> _Short task_: Will you extract the entries word for word? Images should not appear in the copy.

========================================================================

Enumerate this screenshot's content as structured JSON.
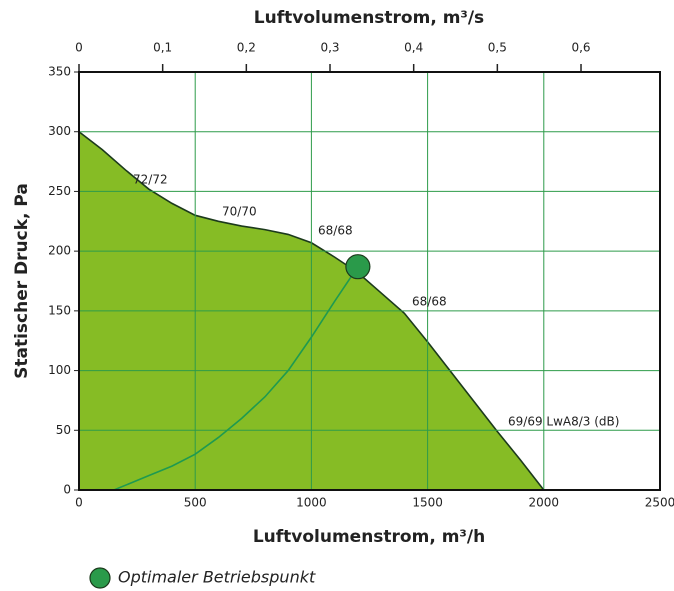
{
  "chart_data": {
    "type": "area",
    "title": "Luftvolumenstrom, m³/s",
    "xlabel": "Luftvolumenstrom, m³/h",
    "ylabel": "Statischer Druck, Pa",
    "xlim": [
      0,
      2500
    ],
    "xticks": [
      0,
      500,
      1000,
      1500,
      2000,
      2500
    ],
    "ylim": [
      0,
      350
    ],
    "yticks": [
      0,
      50,
      100,
      150,
      200,
      250,
      300,
      350
    ],
    "x2lim": [
      0,
      0.6944
    ],
    "x2ticks": [
      0,
      {
        "value": 0.1,
        "label": "0,1"
      },
      {
        "value": 0.2,
        "label": "0,2"
      },
      {
        "value": 0.3,
        "label": "0,3"
      },
      {
        "value": 0.4,
        "label": "0,4"
      },
      {
        "value": 0.5,
        "label": "0,5"
      },
      {
        "value": 0.6,
        "label": "0,6"
      }
    ],
    "grid": true,
    "series": [
      {
        "type": "area",
        "color": "#86bc25",
        "line_color": "#1c3a1c",
        "x": [
          0,
          100,
          200,
          300,
          400,
          500,
          600,
          700,
          800,
          900,
          1000,
          1100,
          1200,
          1300,
          1400,
          1500,
          1600,
          1700,
          1800,
          1900,
          2000
        ],
        "values": [
          300,
          285,
          268,
          252,
          240,
          230,
          225,
          221,
          218,
          214,
          207,
          195,
          182,
          165,
          148,
          124,
          99,
          74,
          49,
          25,
          0
        ]
      },
      {
        "type": "line",
        "color": "#1e9a50",
        "x": [
          150,
          300,
          400,
          500,
          600,
          700,
          800,
          900,
          1000,
          1100,
          1200
        ],
        "values": [
          0,
          12,
          20,
          30,
          44,
          60,
          78,
          100,
          128,
          158,
          187
        ]
      }
    ],
    "point": {
      "name": "Optimaler Betriebspunkt",
      "x": 1200,
      "y": 187,
      "color": "#2a9a4a"
    },
    "annotations": [
      "72/72",
      "70/70",
      "68/68",
      "68/68",
      "69/69 LwA8/3 (dB)"
    ]
  }
}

========================================================================

> _Finished task_:
Enumerate this screenshot's content as structured JSON.
{
  "chart_data": {
    "type": "area",
    "title": "Luftvolumenstrom, m³/s",
    "xlabel": "Luftvolumenstrom, m³/h",
    "ylabel": "Statischer Druck, Pa",
    "xlim": [
      0,
      2500
    ],
    "xticks": [
      0,
      500,
      1000,
      1500,
      2000,
      2500
    ],
    "ylim": [
      0,
      350
    ],
    "yticks": [
      0,
      50,
      100,
      150,
      200,
      250,
      300,
      350
    ],
    "x2lim": [
      0,
      0.6944
    ],
    "x2ticks": [
      0,
      {
        "value": 0.1,
        "label": "0,1"
      },
      {
        "value": 0.2,
        "label": "0,2"
      },
      {
        "value": 0.3,
        "label": "0,3"
      },
      {
        "value": 0.4,
        "label": "0,4"
      },
      {
        "value": 0.5,
        "label": "0,5"
      },
      {
        "value": 0.6,
        "label": "0,6"
      }
    ],
    "grid": true,
    "series": [
      {
        "type": "area",
        "color": "#86bc25",
        "line_color": "#1c3a1c",
        "x": [
          0,
          100,
          200,
          300,
          400,
          500,
          600,
          700,
          800,
          900,
          1000,
          1100,
          1200,
          1300,
          1400,
          1500,
          1600,
          1700,
          1800,
          1900,
          2000
        ],
        "values": [
          300,
          285,
          268,
          252,
          240,
          230,
          225,
          221,
          218,
          214,
          207,
          195,
          182,
          165,
          148,
          124,
          99,
          74,
          49,
          25,
          0
        ]
      },
      {
        "type": "line",
        "color": "#1e9a50",
        "x": [
          150,
          300,
          400,
          500,
          600,
          700,
          800,
          900,
          1000,
          1100,
          1200
        ],
        "values": [
          0,
          12,
          20,
          30,
          44,
          60,
          78,
          100,
          128,
          158,
          187
        ]
      }
    ],
    "point": {
      "name": "Optimaler Betriebspunkt",
      "x": 1200,
      "y": 187,
      "color": "#2a9a4a"
    },
    "annotations": [
      "72/72",
      "70/70",
      "68/68",
      "68/68",
      "69/69 LwA8/3 (dB)"
    ]
  }
}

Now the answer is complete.